SHORT EXERCISE A
Please restate word for word the stretch of the New Directors / New Films text from "idle running" through "A PORNOGRAPHIC AFFAIR.".

-- BEGIN READING TEXT --

Co-sponsored with the Museum of Modern Art, New Directors / New Films has earned an international reputation as the foremost forum for film art that breaks or re-makes the cinematic mold. As a festival dedicated to discovering emerging and overlooked artists, newcomers on the verge of mainstream success and distinguished veterans whose work deserves wider public attention, New Directors nurtures directorial talent by creating an invaluable opportunity for that talent to win public support and acceptance.

Since its beginning in 1972, New Directors' audiences have been treated to an early preview of such diverse talents as Wim Wenders, Steven Spielberg, John Sayles, Spike Lee, Sally Potter, Pedro Almodóvar, Chen Kaige, Ken Burns, Peter Greenaway and Whit Stillman.

New Directors/ New Films is sponsored by Interview Magazine, A|X Armani Exchange, National Geographic Traveler, and Julien J. Studley, Inc. This program is made possible, in part by grants from the Irene Diamond Fund, the New York State Council on the Arts and The Junior Associates of the Museum o f Modern Art.



a pornograhic affair



adrenaline drive



hidden river



idle running



suzhou river



2000 new directors program

This year's new directors / new films takes place from march 24 -- april 9, 2000 -- presented by the film society of lincoln center and the department of film of the museum of modern art

A PORNOGRAPHIC AFFAIR.

-- END READING TEXT --
-- BEGIN RECORDS FOR PROCESSING --

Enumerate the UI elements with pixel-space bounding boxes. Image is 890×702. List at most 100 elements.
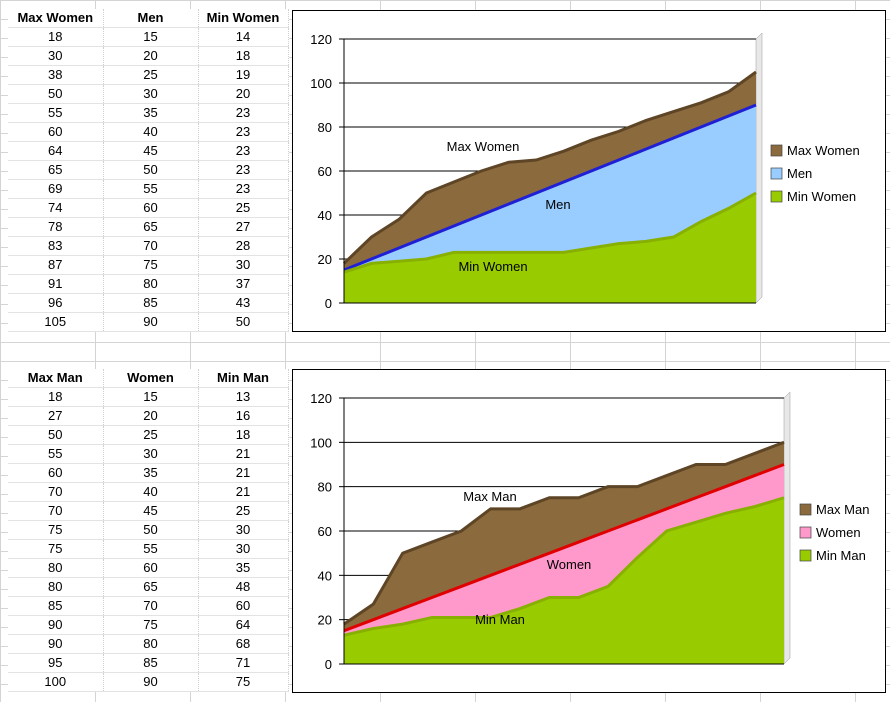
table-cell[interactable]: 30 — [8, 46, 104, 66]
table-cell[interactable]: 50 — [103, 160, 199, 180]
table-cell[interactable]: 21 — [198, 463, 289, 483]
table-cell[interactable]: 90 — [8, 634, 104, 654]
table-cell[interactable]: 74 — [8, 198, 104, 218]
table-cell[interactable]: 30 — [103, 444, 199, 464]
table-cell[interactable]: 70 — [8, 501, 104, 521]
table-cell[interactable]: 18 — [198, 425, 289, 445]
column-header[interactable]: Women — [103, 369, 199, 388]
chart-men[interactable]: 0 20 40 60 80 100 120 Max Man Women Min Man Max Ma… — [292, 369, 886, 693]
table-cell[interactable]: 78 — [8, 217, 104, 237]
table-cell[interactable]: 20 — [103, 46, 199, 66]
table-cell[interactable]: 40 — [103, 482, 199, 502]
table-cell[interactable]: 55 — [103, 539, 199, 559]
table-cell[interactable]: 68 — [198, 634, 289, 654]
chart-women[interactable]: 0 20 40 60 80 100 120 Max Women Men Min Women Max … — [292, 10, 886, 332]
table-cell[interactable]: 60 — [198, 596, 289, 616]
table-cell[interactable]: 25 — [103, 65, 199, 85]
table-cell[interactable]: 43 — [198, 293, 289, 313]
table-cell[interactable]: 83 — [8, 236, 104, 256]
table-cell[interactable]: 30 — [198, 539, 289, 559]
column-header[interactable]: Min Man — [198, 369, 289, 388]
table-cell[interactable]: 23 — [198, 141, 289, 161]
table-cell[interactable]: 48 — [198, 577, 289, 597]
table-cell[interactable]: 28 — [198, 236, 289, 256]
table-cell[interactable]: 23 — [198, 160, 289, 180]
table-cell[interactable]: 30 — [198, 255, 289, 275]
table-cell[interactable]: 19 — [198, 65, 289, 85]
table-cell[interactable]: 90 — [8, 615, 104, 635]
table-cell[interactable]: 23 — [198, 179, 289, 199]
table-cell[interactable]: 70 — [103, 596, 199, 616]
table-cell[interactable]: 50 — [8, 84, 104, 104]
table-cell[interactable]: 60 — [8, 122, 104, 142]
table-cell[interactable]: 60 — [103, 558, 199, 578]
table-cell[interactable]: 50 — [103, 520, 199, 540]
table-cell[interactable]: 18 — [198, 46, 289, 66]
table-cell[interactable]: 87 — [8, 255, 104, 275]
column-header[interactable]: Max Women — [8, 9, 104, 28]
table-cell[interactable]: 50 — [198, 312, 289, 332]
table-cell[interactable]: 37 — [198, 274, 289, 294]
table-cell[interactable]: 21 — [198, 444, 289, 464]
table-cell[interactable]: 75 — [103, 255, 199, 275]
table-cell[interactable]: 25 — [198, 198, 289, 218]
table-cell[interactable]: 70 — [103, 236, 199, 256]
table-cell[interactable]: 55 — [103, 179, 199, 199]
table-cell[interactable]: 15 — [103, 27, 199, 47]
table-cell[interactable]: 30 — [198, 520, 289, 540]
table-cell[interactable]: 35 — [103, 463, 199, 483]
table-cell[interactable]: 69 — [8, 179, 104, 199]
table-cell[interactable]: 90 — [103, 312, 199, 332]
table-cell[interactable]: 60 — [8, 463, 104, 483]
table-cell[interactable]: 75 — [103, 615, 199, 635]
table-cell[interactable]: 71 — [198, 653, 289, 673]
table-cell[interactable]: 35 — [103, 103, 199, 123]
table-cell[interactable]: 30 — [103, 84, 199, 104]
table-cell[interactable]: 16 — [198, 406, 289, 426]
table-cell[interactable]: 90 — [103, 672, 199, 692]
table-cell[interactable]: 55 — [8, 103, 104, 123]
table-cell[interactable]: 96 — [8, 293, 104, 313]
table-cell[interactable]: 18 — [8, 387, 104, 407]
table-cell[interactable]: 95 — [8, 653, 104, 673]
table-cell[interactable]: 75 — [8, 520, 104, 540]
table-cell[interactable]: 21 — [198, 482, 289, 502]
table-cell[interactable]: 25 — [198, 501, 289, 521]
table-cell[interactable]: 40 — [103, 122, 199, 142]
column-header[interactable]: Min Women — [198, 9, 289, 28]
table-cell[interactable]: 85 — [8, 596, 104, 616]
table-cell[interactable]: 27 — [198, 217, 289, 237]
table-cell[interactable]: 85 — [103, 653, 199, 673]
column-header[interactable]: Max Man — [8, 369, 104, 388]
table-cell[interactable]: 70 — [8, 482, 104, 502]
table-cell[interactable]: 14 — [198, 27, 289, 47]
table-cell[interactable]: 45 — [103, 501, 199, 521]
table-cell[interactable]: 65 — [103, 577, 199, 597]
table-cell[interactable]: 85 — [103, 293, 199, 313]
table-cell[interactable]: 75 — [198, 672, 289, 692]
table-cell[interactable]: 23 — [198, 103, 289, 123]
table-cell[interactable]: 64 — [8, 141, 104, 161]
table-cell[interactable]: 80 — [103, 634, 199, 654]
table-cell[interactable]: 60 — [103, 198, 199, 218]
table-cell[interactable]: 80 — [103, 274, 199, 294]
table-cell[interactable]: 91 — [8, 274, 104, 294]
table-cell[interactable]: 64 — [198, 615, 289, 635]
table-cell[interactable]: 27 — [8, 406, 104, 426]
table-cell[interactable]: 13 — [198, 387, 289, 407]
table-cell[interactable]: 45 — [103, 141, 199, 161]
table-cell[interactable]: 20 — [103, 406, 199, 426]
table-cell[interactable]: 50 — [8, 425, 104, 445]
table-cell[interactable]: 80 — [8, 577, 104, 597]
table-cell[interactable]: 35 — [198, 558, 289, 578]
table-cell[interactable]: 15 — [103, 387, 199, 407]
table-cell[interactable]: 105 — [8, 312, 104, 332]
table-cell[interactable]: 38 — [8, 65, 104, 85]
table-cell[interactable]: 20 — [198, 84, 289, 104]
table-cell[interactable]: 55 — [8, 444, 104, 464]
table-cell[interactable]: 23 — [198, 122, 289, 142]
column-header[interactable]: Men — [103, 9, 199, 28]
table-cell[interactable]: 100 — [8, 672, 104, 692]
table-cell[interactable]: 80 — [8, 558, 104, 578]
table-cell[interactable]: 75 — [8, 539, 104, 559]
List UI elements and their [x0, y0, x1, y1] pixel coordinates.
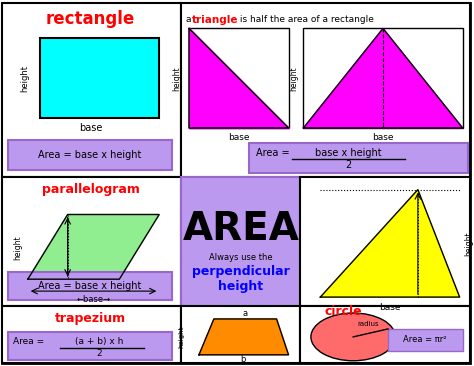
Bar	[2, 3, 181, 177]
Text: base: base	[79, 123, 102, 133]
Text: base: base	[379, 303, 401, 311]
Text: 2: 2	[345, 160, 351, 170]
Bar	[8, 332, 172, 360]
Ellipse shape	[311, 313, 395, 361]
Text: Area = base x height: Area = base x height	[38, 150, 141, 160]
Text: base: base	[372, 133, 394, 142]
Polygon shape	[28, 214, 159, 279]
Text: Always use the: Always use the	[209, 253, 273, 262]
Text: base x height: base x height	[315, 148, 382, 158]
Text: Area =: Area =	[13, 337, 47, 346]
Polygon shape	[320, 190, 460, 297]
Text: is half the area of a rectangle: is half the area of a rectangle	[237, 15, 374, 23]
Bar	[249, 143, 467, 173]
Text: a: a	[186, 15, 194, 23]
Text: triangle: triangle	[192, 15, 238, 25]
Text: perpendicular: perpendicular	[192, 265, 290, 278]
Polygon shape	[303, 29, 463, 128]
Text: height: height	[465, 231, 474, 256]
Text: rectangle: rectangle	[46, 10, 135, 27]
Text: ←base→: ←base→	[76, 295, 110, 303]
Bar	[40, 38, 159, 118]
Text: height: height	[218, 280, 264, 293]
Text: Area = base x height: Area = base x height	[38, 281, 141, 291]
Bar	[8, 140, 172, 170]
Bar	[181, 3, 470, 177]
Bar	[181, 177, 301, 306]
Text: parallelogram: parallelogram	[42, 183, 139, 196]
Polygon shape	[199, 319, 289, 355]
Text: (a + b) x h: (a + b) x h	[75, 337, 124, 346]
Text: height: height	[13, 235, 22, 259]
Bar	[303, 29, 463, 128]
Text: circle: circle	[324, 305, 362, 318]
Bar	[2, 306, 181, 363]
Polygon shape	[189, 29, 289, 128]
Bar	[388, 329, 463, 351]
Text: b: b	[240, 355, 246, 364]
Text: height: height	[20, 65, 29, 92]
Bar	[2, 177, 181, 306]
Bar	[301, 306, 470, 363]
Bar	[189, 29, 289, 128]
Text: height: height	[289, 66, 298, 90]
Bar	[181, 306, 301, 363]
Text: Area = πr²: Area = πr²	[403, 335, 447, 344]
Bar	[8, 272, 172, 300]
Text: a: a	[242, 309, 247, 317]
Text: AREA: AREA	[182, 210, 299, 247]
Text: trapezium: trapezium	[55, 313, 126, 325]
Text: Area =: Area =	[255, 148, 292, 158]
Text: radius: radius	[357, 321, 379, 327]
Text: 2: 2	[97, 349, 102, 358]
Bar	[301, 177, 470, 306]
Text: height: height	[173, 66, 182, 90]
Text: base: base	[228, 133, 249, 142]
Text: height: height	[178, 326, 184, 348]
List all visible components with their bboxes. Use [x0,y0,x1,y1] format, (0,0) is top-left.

-- END RECORDS FOR PROCESSING --

SHORT EXERCISE B
From the records, quote the stretch from the line that contains "table-cell[interactable]: 30 — [8, 46, 104, 66]" through the line that contains "table-cell[interactable]: 70 — [8, 501, 104, 521]", including both of those lines.

EXPECTED ANSWER A
idle running



suzhou river



2000 new directors program

This year's new directors / new films takes place from march 24 -- april 9, 2000 -- presented by the film society of lincoln center and the department of film of the museum of modern art

A PORNOGRAPHIC AFFAIR.

EXPECTED ANSWER B
table-cell[interactable]: 30 — [8, 46, 104, 66]
table-cell[interactable]: 50 — [103, 160, 199, 180]
table-cell[interactable]: 21 — [198, 463, 289, 483]
table-cell[interactable]: 90 — [8, 634, 104, 654]
table-cell[interactable]: 74 — [8, 198, 104, 218]
table-cell[interactable]: 30 — [103, 444, 199, 464]
table-cell[interactable]: 70 — [8, 501, 104, 521]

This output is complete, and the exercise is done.